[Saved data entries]
◇ ◇ ◇ ◇ ◇ ◇ ◇
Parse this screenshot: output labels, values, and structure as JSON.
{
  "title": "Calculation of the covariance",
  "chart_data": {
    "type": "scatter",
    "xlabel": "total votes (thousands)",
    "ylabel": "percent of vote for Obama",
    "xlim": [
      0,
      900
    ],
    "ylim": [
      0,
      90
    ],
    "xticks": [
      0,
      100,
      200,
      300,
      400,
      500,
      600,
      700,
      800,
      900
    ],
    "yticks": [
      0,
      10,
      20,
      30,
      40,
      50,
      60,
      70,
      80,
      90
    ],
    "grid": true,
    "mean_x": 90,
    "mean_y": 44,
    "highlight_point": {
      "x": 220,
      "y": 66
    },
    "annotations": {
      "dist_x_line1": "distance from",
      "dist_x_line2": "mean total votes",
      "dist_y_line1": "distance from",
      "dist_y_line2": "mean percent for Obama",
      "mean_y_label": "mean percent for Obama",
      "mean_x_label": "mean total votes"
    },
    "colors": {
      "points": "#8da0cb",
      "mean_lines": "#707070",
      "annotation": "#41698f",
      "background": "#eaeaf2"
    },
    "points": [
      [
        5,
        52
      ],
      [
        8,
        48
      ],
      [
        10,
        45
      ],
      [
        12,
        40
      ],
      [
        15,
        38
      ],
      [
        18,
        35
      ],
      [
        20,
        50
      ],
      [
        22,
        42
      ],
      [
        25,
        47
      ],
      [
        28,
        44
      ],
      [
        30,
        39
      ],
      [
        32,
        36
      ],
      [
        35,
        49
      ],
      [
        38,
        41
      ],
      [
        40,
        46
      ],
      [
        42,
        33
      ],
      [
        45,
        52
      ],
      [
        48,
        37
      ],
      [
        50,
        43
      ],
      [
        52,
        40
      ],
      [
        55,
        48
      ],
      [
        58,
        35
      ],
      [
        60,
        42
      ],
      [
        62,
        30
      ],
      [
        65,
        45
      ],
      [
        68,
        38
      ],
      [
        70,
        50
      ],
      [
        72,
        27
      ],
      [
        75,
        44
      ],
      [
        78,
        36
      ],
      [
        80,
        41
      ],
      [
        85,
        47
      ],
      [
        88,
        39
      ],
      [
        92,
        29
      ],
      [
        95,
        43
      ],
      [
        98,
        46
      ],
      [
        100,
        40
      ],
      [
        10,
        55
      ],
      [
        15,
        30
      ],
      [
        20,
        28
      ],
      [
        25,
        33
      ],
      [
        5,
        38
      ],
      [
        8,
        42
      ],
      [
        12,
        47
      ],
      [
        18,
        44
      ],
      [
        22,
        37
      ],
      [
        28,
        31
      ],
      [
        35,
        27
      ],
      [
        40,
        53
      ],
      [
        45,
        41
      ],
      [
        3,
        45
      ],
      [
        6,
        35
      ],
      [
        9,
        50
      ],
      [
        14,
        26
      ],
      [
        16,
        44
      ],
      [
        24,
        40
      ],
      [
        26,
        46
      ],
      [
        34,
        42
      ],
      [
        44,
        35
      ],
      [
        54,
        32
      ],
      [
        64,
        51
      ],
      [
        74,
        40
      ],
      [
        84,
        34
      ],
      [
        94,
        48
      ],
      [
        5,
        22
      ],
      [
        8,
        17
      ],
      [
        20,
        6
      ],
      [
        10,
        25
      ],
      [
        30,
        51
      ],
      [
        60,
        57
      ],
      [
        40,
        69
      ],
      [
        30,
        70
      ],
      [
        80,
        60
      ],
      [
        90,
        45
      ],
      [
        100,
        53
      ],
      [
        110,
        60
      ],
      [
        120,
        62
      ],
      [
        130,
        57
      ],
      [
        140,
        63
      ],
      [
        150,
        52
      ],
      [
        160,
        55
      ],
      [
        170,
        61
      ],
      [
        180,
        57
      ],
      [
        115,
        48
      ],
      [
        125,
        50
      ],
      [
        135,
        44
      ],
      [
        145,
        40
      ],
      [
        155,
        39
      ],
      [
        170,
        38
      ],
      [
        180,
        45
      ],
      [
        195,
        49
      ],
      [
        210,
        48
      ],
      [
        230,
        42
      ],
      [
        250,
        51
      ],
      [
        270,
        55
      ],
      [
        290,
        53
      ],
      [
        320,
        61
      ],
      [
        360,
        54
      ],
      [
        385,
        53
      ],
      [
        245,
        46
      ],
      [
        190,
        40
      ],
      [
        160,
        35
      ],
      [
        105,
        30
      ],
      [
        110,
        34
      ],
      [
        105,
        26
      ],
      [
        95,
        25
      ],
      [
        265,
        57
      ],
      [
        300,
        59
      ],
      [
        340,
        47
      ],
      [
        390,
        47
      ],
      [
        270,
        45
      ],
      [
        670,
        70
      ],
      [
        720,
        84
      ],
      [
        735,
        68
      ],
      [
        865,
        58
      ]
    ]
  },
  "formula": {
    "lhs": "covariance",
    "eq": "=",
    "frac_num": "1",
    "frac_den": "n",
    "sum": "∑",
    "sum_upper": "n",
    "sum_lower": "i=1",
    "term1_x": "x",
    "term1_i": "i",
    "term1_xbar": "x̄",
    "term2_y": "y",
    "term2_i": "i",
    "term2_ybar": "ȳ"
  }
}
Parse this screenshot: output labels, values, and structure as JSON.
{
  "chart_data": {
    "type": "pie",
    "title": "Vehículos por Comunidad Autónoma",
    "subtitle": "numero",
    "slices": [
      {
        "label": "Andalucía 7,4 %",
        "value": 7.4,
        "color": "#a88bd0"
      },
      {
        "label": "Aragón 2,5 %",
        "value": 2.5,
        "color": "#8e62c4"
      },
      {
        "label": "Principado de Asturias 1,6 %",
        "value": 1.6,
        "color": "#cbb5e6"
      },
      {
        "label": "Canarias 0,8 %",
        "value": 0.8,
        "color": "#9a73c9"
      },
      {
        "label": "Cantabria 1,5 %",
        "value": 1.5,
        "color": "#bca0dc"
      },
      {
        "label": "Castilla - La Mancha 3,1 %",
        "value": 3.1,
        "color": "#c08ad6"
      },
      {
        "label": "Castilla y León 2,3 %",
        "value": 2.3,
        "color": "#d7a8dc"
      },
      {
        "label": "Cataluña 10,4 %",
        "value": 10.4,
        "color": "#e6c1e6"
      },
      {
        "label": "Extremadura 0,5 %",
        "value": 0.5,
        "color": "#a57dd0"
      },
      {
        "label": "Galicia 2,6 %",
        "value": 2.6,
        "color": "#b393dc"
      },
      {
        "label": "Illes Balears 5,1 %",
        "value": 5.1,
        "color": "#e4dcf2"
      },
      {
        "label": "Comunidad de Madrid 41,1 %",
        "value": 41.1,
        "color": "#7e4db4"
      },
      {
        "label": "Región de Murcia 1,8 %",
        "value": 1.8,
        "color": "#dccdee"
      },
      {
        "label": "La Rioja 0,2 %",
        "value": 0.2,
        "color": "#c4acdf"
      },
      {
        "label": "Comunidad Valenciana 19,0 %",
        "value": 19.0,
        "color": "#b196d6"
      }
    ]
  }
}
◇ ◇ ◇ ◇ ◇ ◇ ◇
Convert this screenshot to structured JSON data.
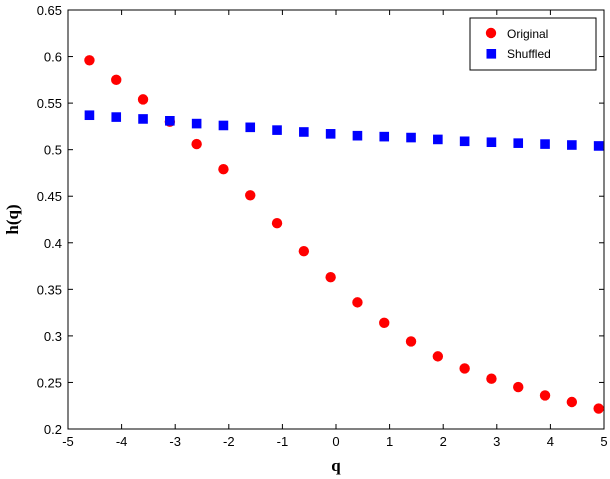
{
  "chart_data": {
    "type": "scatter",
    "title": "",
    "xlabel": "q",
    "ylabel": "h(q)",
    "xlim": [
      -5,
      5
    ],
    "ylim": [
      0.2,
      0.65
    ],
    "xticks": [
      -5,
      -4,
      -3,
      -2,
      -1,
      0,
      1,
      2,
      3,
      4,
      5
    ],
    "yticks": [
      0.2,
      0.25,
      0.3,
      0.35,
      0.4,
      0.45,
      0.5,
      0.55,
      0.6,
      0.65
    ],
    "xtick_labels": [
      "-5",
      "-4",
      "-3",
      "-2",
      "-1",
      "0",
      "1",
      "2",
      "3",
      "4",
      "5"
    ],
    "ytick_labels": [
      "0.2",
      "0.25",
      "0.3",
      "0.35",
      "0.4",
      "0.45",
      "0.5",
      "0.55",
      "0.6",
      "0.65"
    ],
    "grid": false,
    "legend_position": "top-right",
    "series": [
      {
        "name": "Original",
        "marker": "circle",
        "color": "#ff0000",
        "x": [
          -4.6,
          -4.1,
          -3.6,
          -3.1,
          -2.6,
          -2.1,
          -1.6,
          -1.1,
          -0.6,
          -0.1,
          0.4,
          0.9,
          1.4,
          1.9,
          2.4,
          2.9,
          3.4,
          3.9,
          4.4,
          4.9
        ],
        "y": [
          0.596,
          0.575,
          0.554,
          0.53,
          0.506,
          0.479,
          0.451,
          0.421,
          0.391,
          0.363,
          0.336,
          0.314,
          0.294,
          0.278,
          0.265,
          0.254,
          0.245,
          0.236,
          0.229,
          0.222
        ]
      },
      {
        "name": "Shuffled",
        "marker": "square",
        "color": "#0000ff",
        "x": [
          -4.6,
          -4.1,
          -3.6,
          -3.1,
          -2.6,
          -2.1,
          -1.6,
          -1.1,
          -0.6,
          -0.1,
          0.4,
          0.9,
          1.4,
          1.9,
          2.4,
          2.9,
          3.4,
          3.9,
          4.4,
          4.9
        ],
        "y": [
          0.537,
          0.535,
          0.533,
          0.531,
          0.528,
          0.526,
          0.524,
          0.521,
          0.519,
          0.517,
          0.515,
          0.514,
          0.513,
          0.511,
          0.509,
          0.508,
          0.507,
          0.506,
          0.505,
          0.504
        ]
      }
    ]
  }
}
◇ ◇ ◇ ◇ ◇ ◇ ◇
EXERCISE OBJECTIVE ->
Go through the material line by line. Show each line that contains the string "distance".

RESPONSE TO THIS EXERCISE ->
      "dist_x_line1": "distance from",
      "dist_y_line1": "distance from",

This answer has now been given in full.